▶ **Selected excerpt**
════════════════════
Debut Diamonds main project is the MacFadyen Kimberlites. The MacFadyen Kimberlites are adjacent to the De Beers Victor Mine in northern Ontario.
Joint Venture: MacFadyen is a joint venture between Debut Diamonds Inc. (“Debut”) and Cliffs Chromite Far North Inc. (“Cliffs”) formerly Spider Resources Inc.
Debut is operator of the MacFadyen Kimberlites Joint Venture and holds an interest in the project estimated at 58.35%.
Cliffs has the right to protect its equity position by electing to resume financial support once its joint venture interest has been diluted to 33% from its prior 50% interest.
Subject to the clawback entitlement of Ashton Mining of Canada Inc. (“Ashton”), Debut and Cliffs have exclusive ownership of mining rights that comprise the property. Both Debut and Cliffs may engage in business activities in competition with the joint venture. The clawback entitlement is part of an agreement between Ashton and KWG Resources Inc. (“KWG”) dated April 11, 1996, whereby KWG acquired Ashton’s 51% interest in a joint venture for $1,000,000 but Ashton retains the right to acquire a 25% interest in any kimberlite or diamondiferous discovery by reimbursing KWG for 300% of its total expenditures in the said discovery at any time up to a declaration being made to bring the discovery into commercial production. Debut has assumed KWG’s interest in the Ashton agreement.
════════════════════
▶ **Provided material**
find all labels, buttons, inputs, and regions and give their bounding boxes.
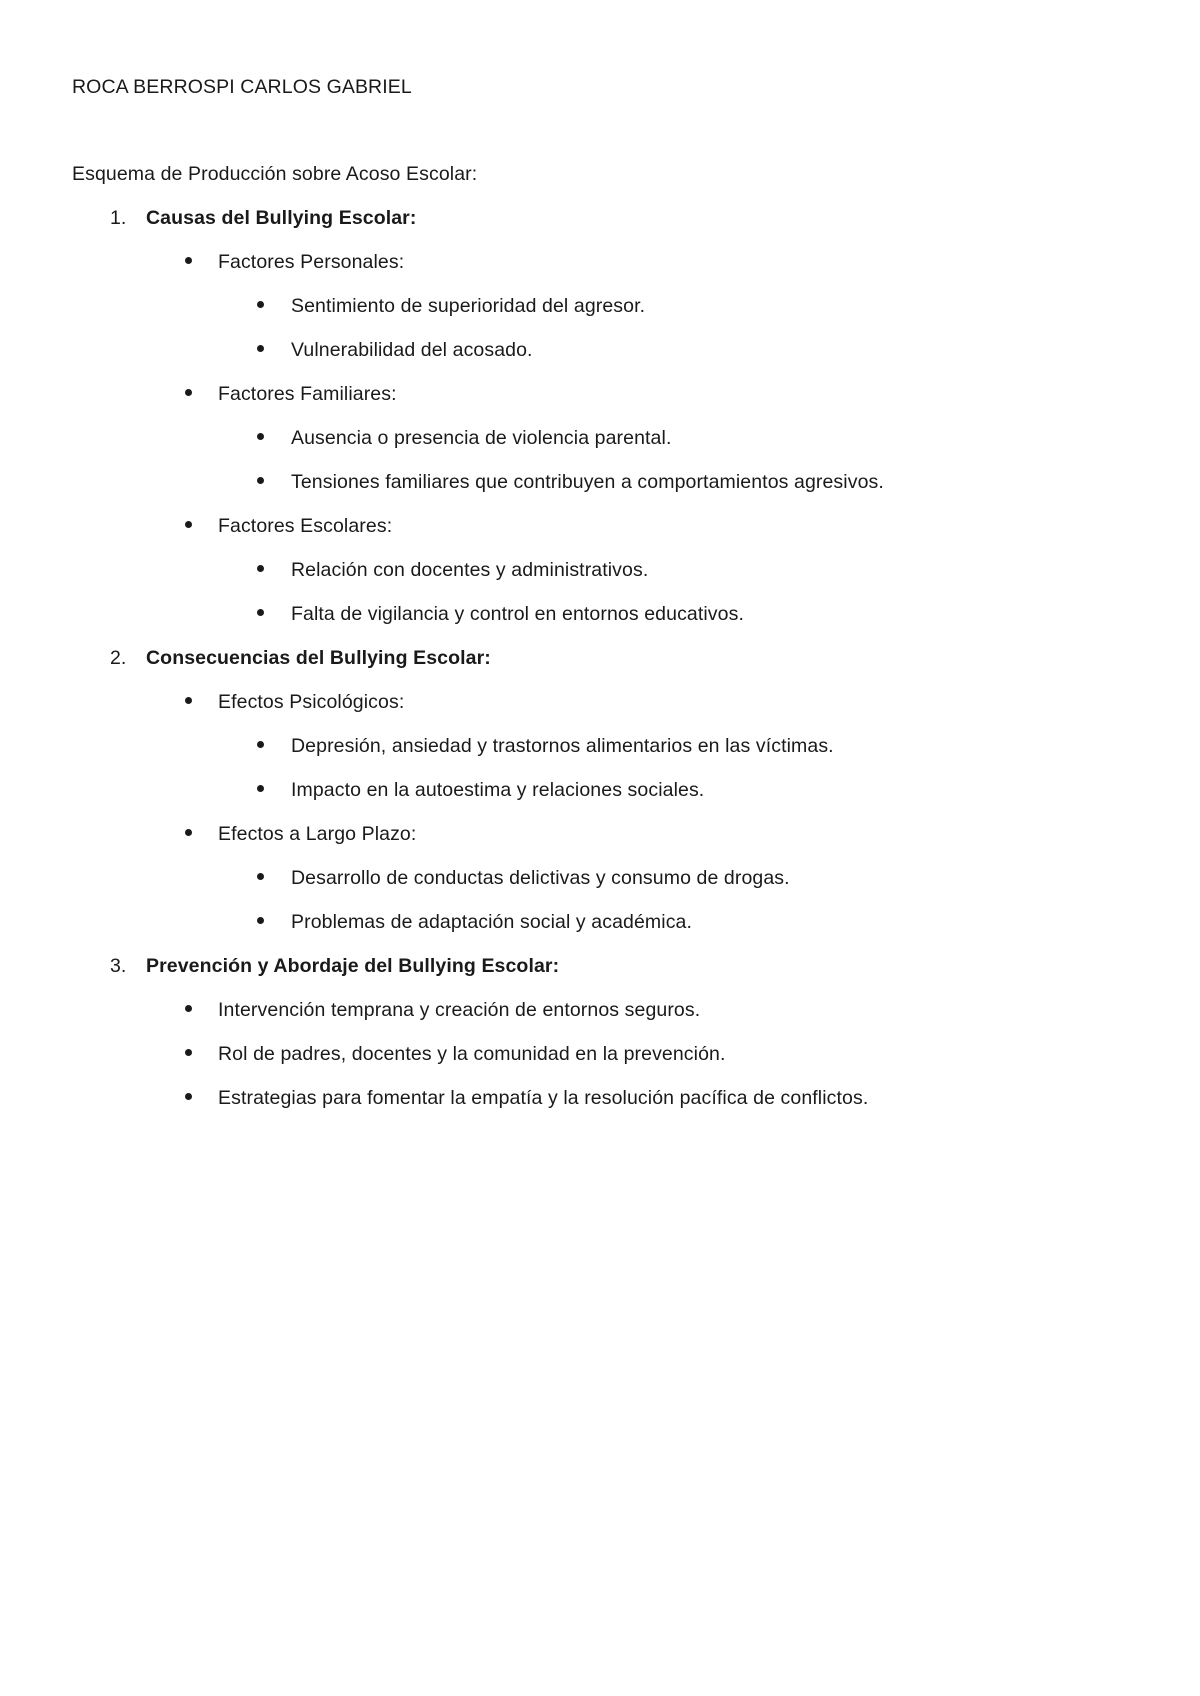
════════════════════
▶ **Work to do**
**A.** Using the MacFadyen Kimberlites text, answer each question:
(i) Which mine are the MacFadyen Kimberlites adjacent to?
(ii) What is Debut's estimated interest in the project?
(iii) How much did KWG pay to acquire Ashton's 51% interest in a joint venture?
**B.** Translate this sentence from the MacFadyen Kimberlites text into French: "Both Debut and Cliffs may engage in business activities in competition with the joint venture."

▶ **The answers**
**A.**
(i) The De Beers Victor Mine in northern Ontario.
(ii) 58.35%.
(iii) $1,000,000.

**B.** Debut et Cliffs peuvent tous deux exercer des activités commerciales en concurrence avec la coentreprise.